▸ **GIVEN PROBLEM**: Each entry below is to be extracted exactly.

══ INPUT RECORDS

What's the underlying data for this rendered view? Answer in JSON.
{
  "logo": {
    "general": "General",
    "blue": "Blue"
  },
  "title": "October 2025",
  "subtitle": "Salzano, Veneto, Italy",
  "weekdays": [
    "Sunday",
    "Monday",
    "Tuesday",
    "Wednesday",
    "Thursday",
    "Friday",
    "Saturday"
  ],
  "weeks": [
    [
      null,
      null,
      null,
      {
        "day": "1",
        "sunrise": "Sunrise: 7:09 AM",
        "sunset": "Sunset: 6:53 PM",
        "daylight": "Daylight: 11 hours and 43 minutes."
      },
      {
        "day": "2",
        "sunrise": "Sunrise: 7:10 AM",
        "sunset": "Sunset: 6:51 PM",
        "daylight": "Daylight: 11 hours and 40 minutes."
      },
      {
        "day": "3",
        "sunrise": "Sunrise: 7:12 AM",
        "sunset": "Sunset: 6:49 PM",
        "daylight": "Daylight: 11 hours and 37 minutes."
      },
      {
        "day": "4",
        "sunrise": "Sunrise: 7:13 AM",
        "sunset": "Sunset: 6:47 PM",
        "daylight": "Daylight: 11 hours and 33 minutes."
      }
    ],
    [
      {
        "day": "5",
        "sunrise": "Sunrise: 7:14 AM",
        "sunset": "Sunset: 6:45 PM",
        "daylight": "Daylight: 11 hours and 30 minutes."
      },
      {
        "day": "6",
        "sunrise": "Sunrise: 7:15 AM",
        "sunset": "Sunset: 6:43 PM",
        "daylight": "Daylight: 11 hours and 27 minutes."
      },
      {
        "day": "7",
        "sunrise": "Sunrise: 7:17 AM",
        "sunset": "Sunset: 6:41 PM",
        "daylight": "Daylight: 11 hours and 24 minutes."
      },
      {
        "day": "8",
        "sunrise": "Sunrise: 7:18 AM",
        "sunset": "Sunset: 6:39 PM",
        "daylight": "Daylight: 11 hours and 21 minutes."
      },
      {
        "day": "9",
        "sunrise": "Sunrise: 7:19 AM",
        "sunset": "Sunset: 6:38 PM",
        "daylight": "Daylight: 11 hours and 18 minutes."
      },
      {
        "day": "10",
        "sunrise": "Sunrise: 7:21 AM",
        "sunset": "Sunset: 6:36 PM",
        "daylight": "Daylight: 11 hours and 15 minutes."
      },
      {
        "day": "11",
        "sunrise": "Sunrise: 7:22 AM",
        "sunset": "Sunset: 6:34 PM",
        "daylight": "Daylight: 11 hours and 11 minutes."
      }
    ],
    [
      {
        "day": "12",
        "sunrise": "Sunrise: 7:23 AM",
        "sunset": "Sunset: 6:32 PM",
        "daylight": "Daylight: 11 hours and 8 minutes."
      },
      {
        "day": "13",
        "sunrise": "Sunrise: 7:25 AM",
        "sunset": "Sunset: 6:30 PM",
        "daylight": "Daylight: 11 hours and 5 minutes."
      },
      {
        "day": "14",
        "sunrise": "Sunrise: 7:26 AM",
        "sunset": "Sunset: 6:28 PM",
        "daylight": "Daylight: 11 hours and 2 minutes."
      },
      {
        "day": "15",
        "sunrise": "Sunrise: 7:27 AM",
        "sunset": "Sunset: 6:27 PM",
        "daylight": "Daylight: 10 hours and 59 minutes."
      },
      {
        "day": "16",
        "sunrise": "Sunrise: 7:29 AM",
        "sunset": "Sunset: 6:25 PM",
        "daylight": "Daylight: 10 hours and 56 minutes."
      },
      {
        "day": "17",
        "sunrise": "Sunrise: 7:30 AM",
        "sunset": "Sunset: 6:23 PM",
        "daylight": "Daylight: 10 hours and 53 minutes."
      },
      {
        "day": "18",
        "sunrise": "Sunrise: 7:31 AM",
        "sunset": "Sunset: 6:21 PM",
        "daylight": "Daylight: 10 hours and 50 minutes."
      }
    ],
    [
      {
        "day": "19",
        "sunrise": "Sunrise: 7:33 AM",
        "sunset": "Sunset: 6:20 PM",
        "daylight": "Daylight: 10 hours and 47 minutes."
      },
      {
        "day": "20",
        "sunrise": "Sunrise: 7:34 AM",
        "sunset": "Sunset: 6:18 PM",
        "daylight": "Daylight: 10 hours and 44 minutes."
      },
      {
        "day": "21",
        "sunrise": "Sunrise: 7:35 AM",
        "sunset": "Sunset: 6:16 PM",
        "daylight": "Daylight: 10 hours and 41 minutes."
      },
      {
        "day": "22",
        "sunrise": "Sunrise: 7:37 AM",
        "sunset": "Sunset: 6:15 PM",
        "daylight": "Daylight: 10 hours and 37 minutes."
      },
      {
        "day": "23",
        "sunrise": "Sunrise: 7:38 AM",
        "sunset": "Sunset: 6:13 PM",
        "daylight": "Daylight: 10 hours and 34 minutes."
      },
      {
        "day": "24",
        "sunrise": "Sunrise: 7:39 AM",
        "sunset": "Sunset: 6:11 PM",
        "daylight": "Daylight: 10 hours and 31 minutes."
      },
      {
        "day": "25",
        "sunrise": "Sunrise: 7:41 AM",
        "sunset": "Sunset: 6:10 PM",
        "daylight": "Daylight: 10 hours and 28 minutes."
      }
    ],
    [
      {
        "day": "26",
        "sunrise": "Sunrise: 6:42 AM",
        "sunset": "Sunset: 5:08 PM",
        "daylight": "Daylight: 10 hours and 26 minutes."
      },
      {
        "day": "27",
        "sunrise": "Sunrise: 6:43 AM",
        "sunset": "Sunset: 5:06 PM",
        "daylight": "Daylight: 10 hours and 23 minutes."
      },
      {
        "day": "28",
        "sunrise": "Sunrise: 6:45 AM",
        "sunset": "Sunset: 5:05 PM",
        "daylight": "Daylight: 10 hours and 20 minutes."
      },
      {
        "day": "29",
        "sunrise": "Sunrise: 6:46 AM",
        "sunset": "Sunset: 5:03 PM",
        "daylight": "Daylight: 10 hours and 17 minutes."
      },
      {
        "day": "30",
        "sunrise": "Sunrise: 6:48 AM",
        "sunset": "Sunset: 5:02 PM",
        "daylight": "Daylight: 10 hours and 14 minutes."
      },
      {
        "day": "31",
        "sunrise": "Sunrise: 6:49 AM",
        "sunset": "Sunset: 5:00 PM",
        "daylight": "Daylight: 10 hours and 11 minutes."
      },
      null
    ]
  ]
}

════

▸ **SOLUTION TO THE PROBLEM**:
What's the underlying data for this rendered view? Answer in JSON.
{
  "logo": {
    "general": "General",
    "blue": "Blue"
  },
  "title": "October 2025",
  "subtitle": "Salzano, Veneto, Italy",
  "weekdays": [
    "Sunday",
    "Monday",
    "Tuesday",
    "Wednesday",
    "Thursday",
    "Friday",
    "Saturday"
  ],
  "weeks": [
    [
      null,
      null,
      null,
      {
        "day": "1",
        "sunrise": "Sunrise: 7:09 AM",
        "sunset": "Sunset: 6:53 PM",
        "daylight": "Daylight: 11 hours and 43 minutes."
      },
      {
        "day": "2",
        "sunrise": "Sunrise: 7:10 AM",
        "sunset": "Sunset: 6:51 PM",
        "daylight": "Daylight: 11 hours and 40 minutes."
      },
      {
        "day": "3",
        "sunrise": "Sunrise: 7:12 AM",
        "sunset": "Sunset: 6:49 PM",
        "daylight": "Daylight: 11 hours and 37 minutes."
      },
      {
        "day": "4",
        "sunrise": "Sunrise: 7:13 AM",
        "sunset": "Sunset: 6:47 PM",
        "daylight": "Daylight: 11 hours and 33 minutes."
      }
    ],
    [
      {
        "day": "5",
        "sunrise": "Sunrise: 7:14 AM",
        "sunset": "Sunset: 6:45 PM",
        "daylight": "Daylight: 11 hours and 30 minutes."
      },
      {
        "day": "6",
        "sunrise": "Sunrise: 7:15 AM",
        "sunset": "Sunset: 6:43 PM",
        "daylight": "Daylight: 11 hours and 27 minutes."
      },
      {
        "day": "7",
        "sunrise": "Sunrise: 7:17 AM",
        "sunset": "Sunset: 6:41 PM",
        "daylight": "Daylight: 11 hours and 24 minutes."
      },
      {
        "day": "8",
        "sunrise": "Sunrise: 7:18 AM",
        "sunset": "Sunset: 6:39 PM",
        "daylight": "Daylight: 11 hours and 21 minutes."
      },
      {
        "day": "9",
        "sunrise": "Sunrise: 7:19 AM",
        "sunset": "Sunset: 6:38 PM",
        "daylight": "Daylight: 11 hours and 18 minutes."
      },
      {
        "day": "10",
        "sunrise": "Sunrise: 7:21 AM",
        "sunset": "Sunset: 6:36 PM",
        "daylight": "Daylight: 11 hours and 15 minutes."
      },
      {
        "day": "11",
        "sunrise": "Sunrise: 7:22 AM",
        "sunset": "Sunset: 6:34 PM",
        "daylight": "Daylight: 11 hours and 11 minutes."
      }
    ],
    [
      {
        "day": "12",
        "sunrise": "Sunrise: 7:23 AM",
        "sunset": "Sunset: 6:32 PM",
        "daylight": "Daylight: 11 hours and 8 minutes."
      },
      {
        "day": "13",
        "sunrise": "Sunrise: 7:25 AM",
        "sunset": "Sunset: 6:30 PM",
        "daylight": "Daylight: 11 hours and 5 minutes."
      },
      {
        "day": "14",
        "sunrise": "Sunrise: 7:26 AM",
        "sunset": "Sunset: 6:28 PM",
        "daylight": "Daylight: 11 hours and 2 minutes."
      },
      {
        "day": "15",
        "sunrise": "Sunrise: 7:27 AM",
        "sunset": "Sunset: 6:27 PM",
        "daylight": "Daylight: 10 hours and 59 minutes."
      },
      {
        "day": "16",
        "sunrise": "Sunrise: 7:29 AM",
        "sunset": "Sunset: 6:25 PM",
        "daylight": "Daylight: 10 hours and 56 minutes."
      },
      {
        "day": "17",
        "sunrise": "Sunrise: 7:30 AM",
        "sunset": "Sunset: 6:23 PM",
        "daylight": "Daylight: 10 hours and 53 minutes."
      },
      {
        "day": "18",
        "sunrise": "Sunrise: 7:31 AM",
        "sunset": "Sunset: 6:21 PM",
        "daylight": "Daylight: 10 hours and 50 minutes."
      }
    ],
    [
      {
        "day": "19",
        "sunrise": "Sunrise: 7:33 AM",
        "sunset": "Sunset: 6:20 PM",
        "daylight": "Daylight: 10 hours and 47 minutes."
      },
      {
        "day": "20",
        "sunrise": "Sunrise: 7:34 AM",
        "sunset": "Sunset: 6:18 PM",
        "daylight": "Daylight: 10 hours and 44 minutes."
      },
      {
        "day": "21",
        "sunrise": "Sunrise: 7:35 AM",
        "sunset": "Sunset: 6:16 PM",
        "daylight": "Daylight: 10 hours and 41 minutes."
      },
      {
        "day": "22",
        "sunrise": "Sunrise: 7:37 AM",
        "sunset": "Sunset: 6:15 PM",
        "daylight": "Daylight: 10 hours and 37 minutes."
      },
      {
        "day": "23",
        "sunrise": "Sunrise: 7:38 AM",
        "sunset": "Sunset: 6:13 PM",
        "daylight": "Daylight: 10 hours and 34 minutes."
      },
      {
        "day": "24",
        "sunrise": "Sunrise: 7:39 AM",
        "sunset": "Sunset: 6:11 PM",
        "daylight": "Daylight: 10 hours and 31 minutes."
      },
      {
        "day": "25",
        "sunrise": "Sunrise: 7:41 AM",
        "sunset": "Sunset: 6:10 PM",
        "daylight": "Daylight: 10 hours and 28 minutes."
      }
    ],
    [
      {
        "day": "26",
        "sunrise": "Sunrise: 6:42 AM",
        "sunset": "Sunset: 5:08 PM",
        "daylight": "Daylight: 10 hours and 26 minutes."
      },
      {
        "day": "27",
        "sunrise": "Sunrise: 6:43 AM",
        "sunset": "Sunset: 5:06 PM",
        "daylight": "Daylight: 10 hours and 23 minutes."
      },
      {
        "day": "28",
        "sunrise": "Sunrise: 6:45 AM",
        "sunset": "Sunset: 5:05 PM",
        "daylight": "Daylight: 10 hours and 20 minutes."
      },
      {
        "day": "29",
        "sunrise": "Sunrise: 6:46 AM",
        "sunset": "Sunset: 5:03 PM",
        "daylight": "Daylight: 10 hours and 17 minutes."
      },
      {
        "day": "30",
        "sunrise": "Sunrise: 6:48 AM",
        "sunset": "Sunset: 5:02 PM",
        "daylight": "Daylight: 10 hours and 14 minutes."
      },
      {
        "day": "31",
        "sunrise": "Sunrise: 6:49 AM",
        "sunset": "Sunset: 5:00 PM",
        "daylight": "Daylight: 10 hours and 11 minutes."
      },
      null
    ]
  ]
}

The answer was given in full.